◆ THE RECORDS
__________

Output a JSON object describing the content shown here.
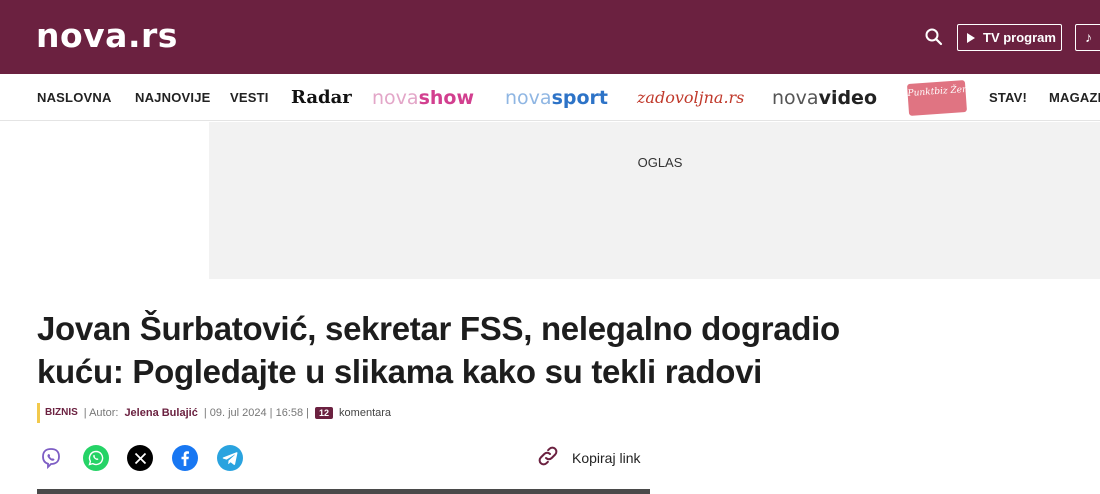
{
  "header": {
    "logo": "nova.rs",
    "tv_program_label": "TV program",
    "search_icon": "search-icon",
    "music_icon": "music-note-icon",
    "background_color": "#6b2140"
  },
  "nav": {
    "naslovna": "NASLOVNA",
    "najnovije": "NAJNOVIJE",
    "vesti": "VESTI",
    "radar": "Radar",
    "nova_show_a": "nova",
    "nova_show_b": "show",
    "nova_sport_a": "nova",
    "nova_sport_b": "sport",
    "zadovoljna": "zadovoljna.rs",
    "nova_video_a": "nova",
    "nova_video_b": "video",
    "badge_text": "Punktbiz Žena",
    "stav": "STAV!",
    "magazin": "MAGAZIN"
  },
  "ad": {
    "label": "OGLAS"
  },
  "article": {
    "headline": "Jovan Šurbatović, sekretar FSS, nelegalno dogradio kuću: Pogledajte u slikama kako su tekli radovi",
    "category": "BIZNIS",
    "author_prefix": "| Autor:",
    "author": "Jelena Bulajić",
    "date": "| 09. jul 2024 | 16:58 |",
    "comments_count": "12",
    "comments_label": "komentara"
  },
  "share": {
    "viber_icon": "viber-icon",
    "whatsapp_icon": "whatsapp-icon",
    "x_icon": "x-icon",
    "facebook_icon": "facebook-icon",
    "telegram_icon": "telegram-icon",
    "copy_link_label": "Kopiraj link",
    "colors": {
      "viber": "#7d5dc4",
      "whatsapp": "#25d366",
      "x": "#000000",
      "facebook": "#1877f2",
      "telegram": "#2aa3df"
    }
  }
}
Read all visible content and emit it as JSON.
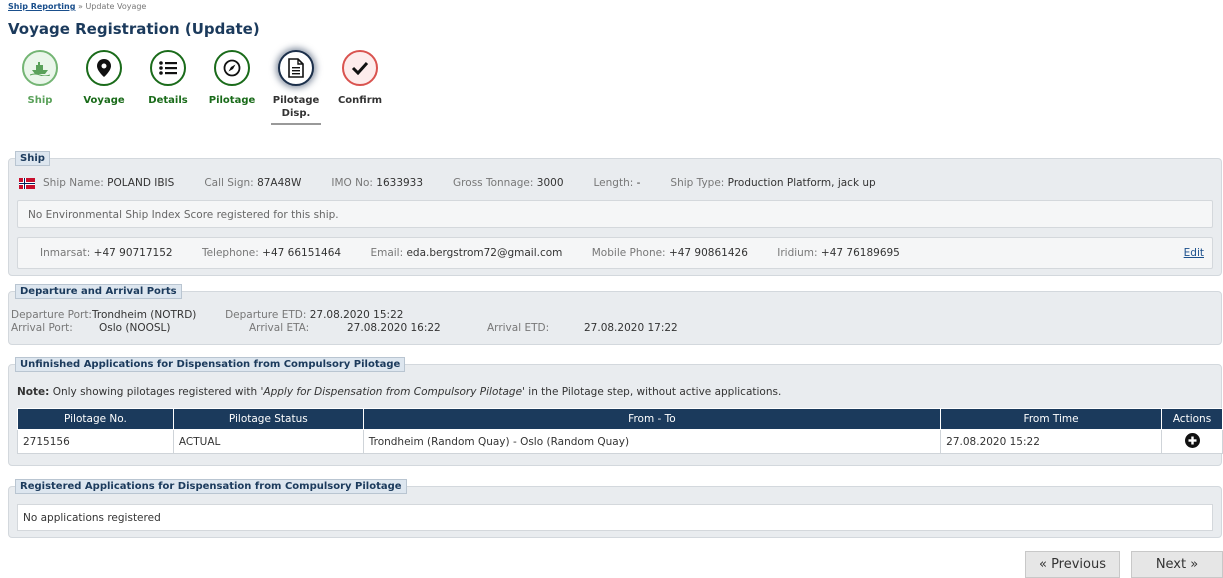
{
  "breadcrumb": {
    "link": "Ship Reporting",
    "separator": "»",
    "current": "Update Voyage"
  },
  "page_title": "Voyage Registration (Update)",
  "steps": [
    {
      "label": "Ship",
      "icon": "ship-icon",
      "state": "done"
    },
    {
      "label": "Voyage",
      "icon": "map-pin-icon",
      "state": "done"
    },
    {
      "label": "Details",
      "icon": "list-icon",
      "state": "done"
    },
    {
      "label": "Pilotage",
      "icon": "compass-icon",
      "state": "done"
    },
    {
      "label": "Pilotage",
      "label2": "Disp.",
      "icon": "document-icon",
      "state": "active"
    },
    {
      "label": "Confirm",
      "icon": "check-icon",
      "state": "pending"
    }
  ],
  "ship": {
    "legend": "Ship",
    "flag": "norway-flag",
    "name_k": "Ship Name:",
    "name_v": "POLAND IBIS",
    "call_k": "Call Sign:",
    "call_v": "87A48W",
    "imo_k": "IMO No:",
    "imo_v": "1633933",
    "gt_k": "Gross Tonnage:",
    "gt_v": "3000",
    "len_k": "Length:",
    "len_v": "-",
    "type_k": "Ship Type:",
    "type_v": "Production Platform, jack up",
    "env_note": "No Environmental Ship Index Score registered for this ship.",
    "inm_k": "Inmarsat:",
    "inm_v": "+47 90717152",
    "tel_k": "Telephone:",
    "tel_v": "+47 66151464",
    "email_k": "Email:",
    "email_v": "eda.bergstrom72@gmail.com",
    "mob_k": "Mobile Phone:",
    "mob_v": "+47 90861426",
    "iri_k": "Iridium:",
    "iri_v": "+47 76189695",
    "edit": "Edit"
  },
  "ports": {
    "legend": "Departure and Arrival Ports",
    "dep_port_k": "Departure Port:",
    "dep_port_v": "Trondheim (NOTRD)",
    "dep_etd_k": "Departure ETD:",
    "dep_etd_v": "27.08.2020 15:22",
    "arr_port_k": "Arrival Port:",
    "arr_port_v": "Oslo (NOOSL)",
    "arr_eta_k": "Arrival ETA:",
    "arr_eta_v": "27.08.2020 16:22",
    "arr_etd_k": "Arrival ETD:",
    "arr_etd_v": "27.08.2020 17:22"
  },
  "unfinished": {
    "legend": "Unfinished Applications for Dispensation from Compulsory Pilotage",
    "note_label": "Note:",
    "note_pre": "Only showing pilotages registered with '",
    "note_em": "Apply for Dispensation from Compulsory Pilotage",
    "note_post": "' in the Pilotage step, without active applications.",
    "columns": [
      "Pilotage No.",
      "Pilotage Status",
      "From - To",
      "From Time",
      "Actions"
    ],
    "rows": [
      {
        "no": "2715156",
        "status": "ACTUAL",
        "from_to": "Trondheim (Random Quay) - Oslo (Random Quay)",
        "from_time": "27.08.2020 15:22"
      }
    ]
  },
  "registered": {
    "legend": "Registered Applications for Dispensation from Compulsory Pilotage",
    "empty": "No applications registered"
  },
  "nav": {
    "previous": "« Previous",
    "next": "Next »"
  }
}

__________

◆ EXERCISE BRIEF
Your task is to copy the entries in full and exactly, without any images.

◆ RESPONSE TO THE TASK
Output a JSON object describing the content shown here.
{
  "header": {
    "logo": "nova.rs",
    "tv_program_label": "TV program",
    "search_icon": "search-icon",
    "music_icon": "music-note-icon",
    "background_color": "#6b2140"
  },
  "nav": {
    "naslovna": "NASLOVNA",
    "najnovije": "NAJNOVIJE",
    "vesti": "VESTI",
    "radar": "Radar",
    "nova_show_a": "nova",
    "nova_show_b": "show",
    "nova_sport_a": "nova",
    "nova_sport_b": "sport",
    "zadovoljna": "zadovoljna.rs",
    "nova_video_a": "nova",
    "nova_video_b": "video",
    "badge_text": "Punktbiz Žena",
    "stav": "STAV!",
    "magazin": "MAGAZIN"
  },
  "ad": {
    "label": "OGLAS"
  },
  "article": {
    "headline": "Jovan Šurbatović, sekretar FSS, nelegalno dogradio kuću: Pogledajte u slikama kako su tekli radovi",
    "category": "BIZNIS",
    "author_prefix": "| Autor:",
    "author": "Jelena Bulajić",
    "date": "| 09. jul 2024 | 16:58 |",
    "comments_count": "12",
    "comments_label": "komentara"
  },
  "share": {
    "viber_icon": "viber-icon",
    "whatsapp_icon": "whatsapp-icon",
    "x_icon": "x-icon",
    "facebook_icon": "facebook-icon",
    "telegram_icon": "telegram-icon",
    "copy_link_label": "Kopiraj link",
    "colors": {
      "viber": "#7d5dc4",
      "whatsapp": "#25d366",
      "x": "#000000",
      "facebook": "#1877f2",
      "telegram": "#2aa3df"
    }
  }
}
Read all visible content and emit it as JSON.
{
  "breadcrumb": {
    "link": "Ship Reporting",
    "separator": "»",
    "current": "Update Voyage"
  },
  "page_title": "Voyage Registration (Update)",
  "steps": [
    {
      "label": "Ship",
      "icon": "ship-icon",
      "state": "done"
    },
    {
      "label": "Voyage",
      "icon": "map-pin-icon",
      "state": "done"
    },
    {
      "label": "Details",
      "icon": "list-icon",
      "state": "done"
    },
    {
      "label": "Pilotage",
      "icon": "compass-icon",
      "state": "done"
    },
    {
      "label": "Pilotage",
      "label2": "Disp.",
      "icon": "document-icon",
      "state": "active"
    },
    {
      "label": "Confirm",
      "icon": "check-icon",
      "state": "pending"
    }
  ],
  "ship": {
    "legend": "Ship",
    "flag": "norway-flag",
    "name_k": "Ship Name:",
    "name_v": "POLAND IBIS",
    "call_k": "Call Sign:",
    "call_v": "87A48W",
    "imo_k": "IMO No:",
    "imo_v": "1633933",
    "gt_k": "Gross Tonnage:",
    "gt_v": "3000",
    "len_k": "Length:",
    "len_v": "-",
    "type_k": "Ship Type:",
    "type_v": "Production Platform, jack up",
    "env_note": "No Environmental Ship Index Score registered for this ship.",
    "inm_k": "Inmarsat:",
    "inm_v": "+47 90717152",
    "tel_k": "Telephone:",
    "tel_v": "+47 66151464",
    "email_k": "Email:",
    "email_v": "eda.bergstrom72@gmail.com",
    "mob_k": "Mobile Phone:",
    "mob_v": "+47 90861426",
    "iri_k": "Iridium:",
    "iri_v": "+47 76189695",
    "edit": "Edit"
  },
  "ports": {
    "legend": "Departure and Arrival Ports",
    "dep_port_k": "Departure Port:",
    "dep_port_v": "Trondheim (NOTRD)",
    "dep_etd_k": "Departure ETD:",
    "dep_etd_v": "27.08.2020 15:22",
    "arr_port_k": "Arrival Port:",
    "arr_port_v": "Oslo (NOOSL)",
    "arr_eta_k": "Arrival ETA:",
    "arr_eta_v": "27.08.2020 16:22",
    "arr_etd_k": "Arrival ETD:",
    "arr_etd_v": "27.08.2020 17:22"
  },
  "unfinished": {
    "legend": "Unfinished Applications for Dispensation from Compulsory Pilotage",
    "note_label": "Note:",
    "note_pre": "Only showing pilotages registered with '",
    "note_em": "Apply for Dispensation from Compulsory Pilotage",
    "note_post": "' in the Pilotage step, without active applications.",
    "columns": [
      "Pilotage No.",
      "Pilotage Status",
      "From - To",
      "From Time",
      "Actions"
    ],
    "rows": [
      {
        "no": "2715156",
        "status": "ACTUAL",
        "from_to": "Trondheim (Random Quay) - Oslo (Random Quay)",
        "from_time": "27.08.2020 15:22"
      }
    ]
  },
  "registered": {
    "legend": "Registered Applications for Dispensation from Compulsory Pilotage",
    "empty": "No applications registered"
  },
  "nav": {
    "previous": "« Previous",
    "next": "Next »"
  }
}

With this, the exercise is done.